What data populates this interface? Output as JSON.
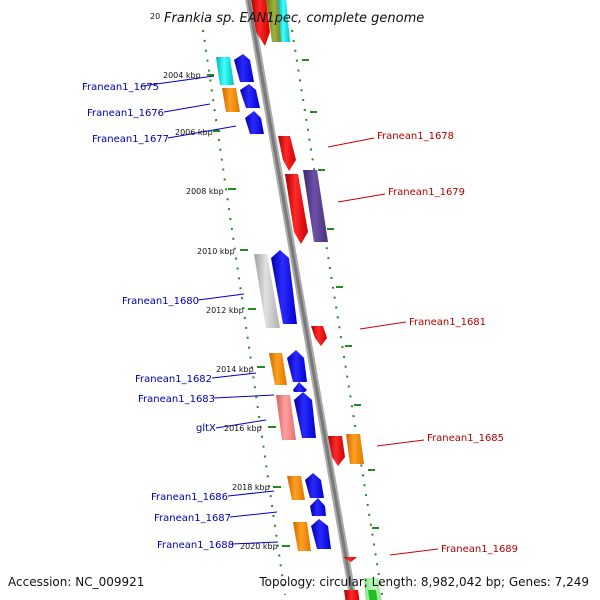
{
  "title": {
    "prefix": "20",
    "text": "Frankia sp. EAN1pec, complete genome"
  },
  "footer": {
    "accession": "Accession: NC_009921",
    "stats": "Topology: circular; Length: 8,982,042 bp; Genes: 7,249"
  },
  "kbp_labels": [
    "2004 kbp",
    "2006 kbp",
    "2008 kbp",
    "2010 kbp",
    "2012 kbp",
    "2014 kbp",
    "2016 kbp",
    "2018 kbp",
    "2020 kbp"
  ],
  "genes_left": [
    "Franean1_1675",
    "Franean1_1676",
    "Franean1_1677",
    "Franean1_1680",
    "Franean1_1682",
    "Franean1_1683",
    "gltX",
    "Franean1_1686",
    "Franean1_1687",
    "Franean1_1688"
  ],
  "genes_right": [
    "Franean1_1678",
    "Franean1_1679",
    "Franean1_1681",
    "Franean1_1685",
    "Franean1_1689"
  ],
  "colors": {
    "left_label": "#0000aa",
    "right_label": "#b00000",
    "backbone": "#888888",
    "tick_dots": "#228b22",
    "gene_blue": "#0000ee",
    "gene_red": "#ee0000",
    "gene_orange": "#ff8800",
    "gene_cyan": "#00e0e0",
    "gene_grey": "#c0c0c0",
    "gene_pink": "#f08080",
    "gene_purple": "#5a3a8a"
  }
}
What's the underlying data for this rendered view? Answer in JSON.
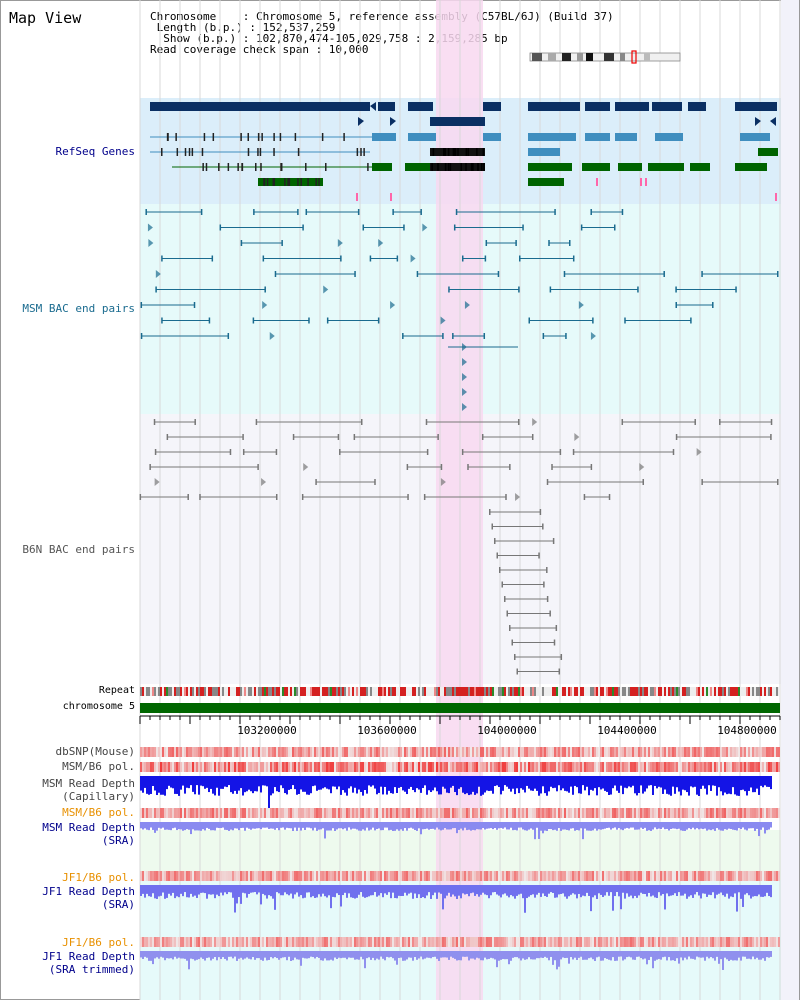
{
  "view_title": "Map View",
  "info": {
    "chromosome_line": "Chromosome    : Chromosome 5, reference assembly (C57BL/6J) (Build 37)",
    "length_line": " Length (b.p.) : 152,537,259",
    "show_line": "  Show (b.p.) : 102,870,474-105,029,758 : 2,159,285 bp",
    "coverage_line": "Read coverage check span : 10,000"
  },
  "tracks": {
    "refseq": "RefSeq Genes",
    "msm_bac": "MSM BAC end pairs",
    "b6n_bac": "B6N BAC end pairs",
    "repeat": "Repeat",
    "chromosome": "chromosome 5",
    "dbsnp": "dbSNP(Mouse)",
    "msm_pol1": "MSM/B6 pol.",
    "msm_depth_cap_1": "MSM Read Depth",
    "msm_depth_cap_2": "(Capillary)",
    "msm_pol2": "MSM/B6 pol.",
    "msm_depth_sra_1": "MSM Read Depth",
    "msm_depth_sra_2": "(SRA)",
    "jf1_pol1": "JF1/B6 pol.",
    "jf1_depth_sra_1": "JF1 Read Depth",
    "jf1_depth_sra_2": "(SRA)",
    "jf1_pol2": "JF1/B6 pol.",
    "jf1_depth_trim_1": "JF1 Read Depth",
    "jf1_depth_trim_2": "(SRA trimmed)"
  },
  "axis_ticks": [
    "103200000",
    "103600000",
    "104000000",
    "104400000",
    "104800000"
  ],
  "colors": {
    "refseq_bg": "#dbeefa",
    "msm_bg": "#e6fafa",
    "b6n_bg": "#f5f5fa",
    "highlight": "#f8d8f0",
    "gene_dark": "#0a2f63",
    "gene_mid": "#3f8ebf",
    "gene_green": "#006400",
    "msm_pair": "#1a6b8f",
    "b6n_pair": "#777777",
    "chromosome_bar": "#006600",
    "depth_blue": "#1010ee",
    "depth_light": "#8080f0",
    "pol_red": "#e84040"
  }
}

====

- What you have to do: Please report only the number of lines above that include "Read".

- Your solution: 5